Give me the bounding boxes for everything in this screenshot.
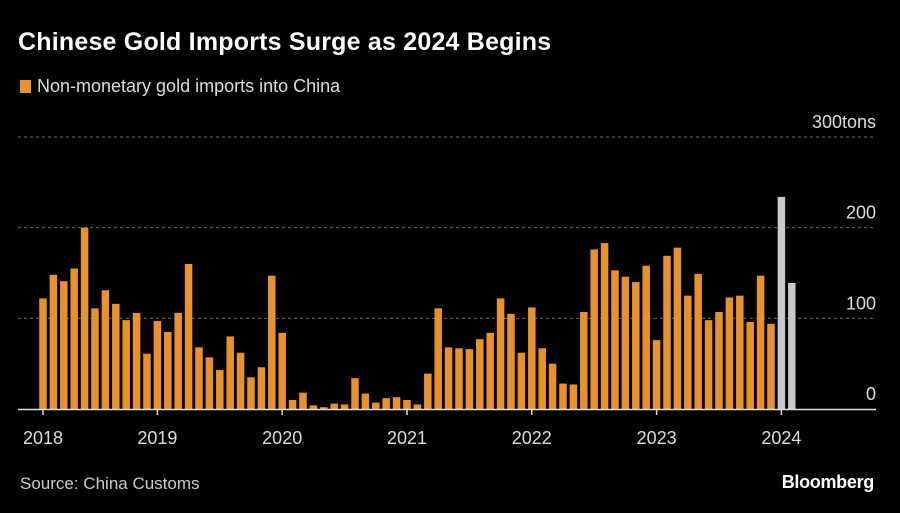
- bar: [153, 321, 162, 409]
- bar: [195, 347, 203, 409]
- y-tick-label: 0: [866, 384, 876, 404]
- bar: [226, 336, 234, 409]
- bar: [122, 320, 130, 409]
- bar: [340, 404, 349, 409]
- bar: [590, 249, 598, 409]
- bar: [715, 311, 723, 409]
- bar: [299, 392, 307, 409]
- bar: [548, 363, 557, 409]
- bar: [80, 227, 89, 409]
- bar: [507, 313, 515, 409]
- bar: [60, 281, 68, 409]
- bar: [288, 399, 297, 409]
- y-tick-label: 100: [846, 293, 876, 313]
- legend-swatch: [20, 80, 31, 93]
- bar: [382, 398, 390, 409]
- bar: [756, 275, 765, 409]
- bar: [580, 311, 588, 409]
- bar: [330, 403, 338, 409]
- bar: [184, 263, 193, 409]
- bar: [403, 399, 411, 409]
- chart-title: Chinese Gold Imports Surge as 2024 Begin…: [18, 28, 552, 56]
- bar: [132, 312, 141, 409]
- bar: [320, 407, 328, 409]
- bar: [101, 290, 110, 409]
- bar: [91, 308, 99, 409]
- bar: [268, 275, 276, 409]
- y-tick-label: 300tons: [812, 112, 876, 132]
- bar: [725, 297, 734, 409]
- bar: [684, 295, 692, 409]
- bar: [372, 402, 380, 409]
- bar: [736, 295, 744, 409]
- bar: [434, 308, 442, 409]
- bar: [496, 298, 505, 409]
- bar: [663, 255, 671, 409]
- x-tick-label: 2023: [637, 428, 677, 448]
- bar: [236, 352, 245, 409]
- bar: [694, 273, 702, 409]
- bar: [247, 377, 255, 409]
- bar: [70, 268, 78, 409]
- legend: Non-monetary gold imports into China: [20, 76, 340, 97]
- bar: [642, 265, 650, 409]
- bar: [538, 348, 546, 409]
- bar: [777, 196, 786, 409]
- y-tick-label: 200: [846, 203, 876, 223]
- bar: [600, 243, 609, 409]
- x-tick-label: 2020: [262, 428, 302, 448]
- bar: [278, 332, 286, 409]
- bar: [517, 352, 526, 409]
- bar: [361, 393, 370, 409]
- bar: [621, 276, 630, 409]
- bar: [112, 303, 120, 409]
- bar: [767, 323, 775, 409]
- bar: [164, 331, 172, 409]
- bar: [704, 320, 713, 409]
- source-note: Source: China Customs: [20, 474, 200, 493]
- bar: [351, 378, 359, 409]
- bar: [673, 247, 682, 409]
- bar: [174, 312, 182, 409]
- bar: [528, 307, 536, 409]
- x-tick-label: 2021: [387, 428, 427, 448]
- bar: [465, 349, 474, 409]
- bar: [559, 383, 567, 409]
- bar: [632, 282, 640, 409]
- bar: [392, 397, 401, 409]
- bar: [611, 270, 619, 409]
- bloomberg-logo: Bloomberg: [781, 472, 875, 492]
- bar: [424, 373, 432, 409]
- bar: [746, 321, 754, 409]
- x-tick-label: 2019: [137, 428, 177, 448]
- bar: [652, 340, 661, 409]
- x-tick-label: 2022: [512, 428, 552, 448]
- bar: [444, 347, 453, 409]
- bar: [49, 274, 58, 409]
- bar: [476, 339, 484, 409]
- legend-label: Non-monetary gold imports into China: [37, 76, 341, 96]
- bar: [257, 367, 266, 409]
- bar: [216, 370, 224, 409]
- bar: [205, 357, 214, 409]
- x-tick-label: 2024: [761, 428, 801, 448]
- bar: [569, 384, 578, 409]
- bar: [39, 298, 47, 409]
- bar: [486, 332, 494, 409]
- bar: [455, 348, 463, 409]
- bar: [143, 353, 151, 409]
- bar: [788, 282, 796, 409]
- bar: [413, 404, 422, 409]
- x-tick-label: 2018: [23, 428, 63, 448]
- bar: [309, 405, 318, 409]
--
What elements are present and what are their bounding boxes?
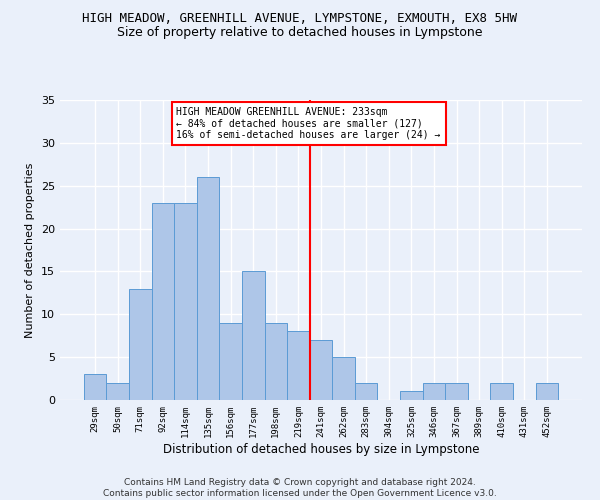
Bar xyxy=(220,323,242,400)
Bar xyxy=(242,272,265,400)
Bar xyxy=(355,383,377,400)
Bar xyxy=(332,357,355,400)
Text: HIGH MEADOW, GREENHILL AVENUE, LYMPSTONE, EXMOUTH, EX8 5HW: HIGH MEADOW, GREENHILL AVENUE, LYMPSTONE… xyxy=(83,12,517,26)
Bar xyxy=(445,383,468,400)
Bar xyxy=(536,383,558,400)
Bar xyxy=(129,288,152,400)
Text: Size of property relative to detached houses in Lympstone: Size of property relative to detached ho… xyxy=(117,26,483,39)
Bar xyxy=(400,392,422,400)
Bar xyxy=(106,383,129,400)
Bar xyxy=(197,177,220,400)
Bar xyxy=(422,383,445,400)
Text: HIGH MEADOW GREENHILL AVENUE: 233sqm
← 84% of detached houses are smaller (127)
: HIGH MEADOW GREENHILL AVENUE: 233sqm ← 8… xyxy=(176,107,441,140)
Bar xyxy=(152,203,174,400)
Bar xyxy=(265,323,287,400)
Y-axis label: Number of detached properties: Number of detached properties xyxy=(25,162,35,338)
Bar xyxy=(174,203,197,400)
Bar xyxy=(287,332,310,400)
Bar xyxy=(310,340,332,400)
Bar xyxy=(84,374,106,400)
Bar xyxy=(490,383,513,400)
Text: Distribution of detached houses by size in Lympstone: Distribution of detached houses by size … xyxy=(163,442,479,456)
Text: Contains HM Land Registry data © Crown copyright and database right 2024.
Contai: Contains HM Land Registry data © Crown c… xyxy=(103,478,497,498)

The task: Update the items from the line holding "- bar: [153, 321, 162, 409]" through the line holding "- bar: [268, 275, 276, 409]", inclusive, so that "legend-swatch" becomes "legend-marker" and nothing else changes. Return only those lines.

Complete answer:
- bar: [153, 321, 162, 409]
- bar: [195, 347, 203, 409]
- y-tick-label: 0: [866, 384, 876, 404]
- bar: [226, 336, 234, 409]
- bar: [122, 320, 130, 409]
- bar: [340, 404, 349, 409]
- bar: [590, 249, 598, 409]
- bar: [715, 311, 723, 409]
- bar: [299, 392, 307, 409]
- bar: [548, 363, 557, 409]
- bar: [80, 227, 89, 409]
- bar: [507, 313, 515, 409]
- bar: [60, 281, 68, 409]
- bar: [288, 399, 297, 409]
- y-tick-label: 100: [846, 293, 876, 313]
- legend-marker: [20, 80, 31, 93]
- bar: [382, 398, 390, 409]
- bar: [756, 275, 765, 409]
- bar: [580, 311, 588, 409]
- bar: [330, 403, 338, 409]
- bar: [184, 263, 193, 409]
- bar: [403, 399, 411, 409]
- chart-title: Chinese Gold Imports Surge as 2024 Begin…: [18, 28, 552, 56]
- bar: [132, 312, 141, 409]
- bar: [320, 407, 328, 409]
- bar: [101, 290, 110, 409]
- bar: [91, 308, 99, 409]
- bar: [268, 275, 276, 409]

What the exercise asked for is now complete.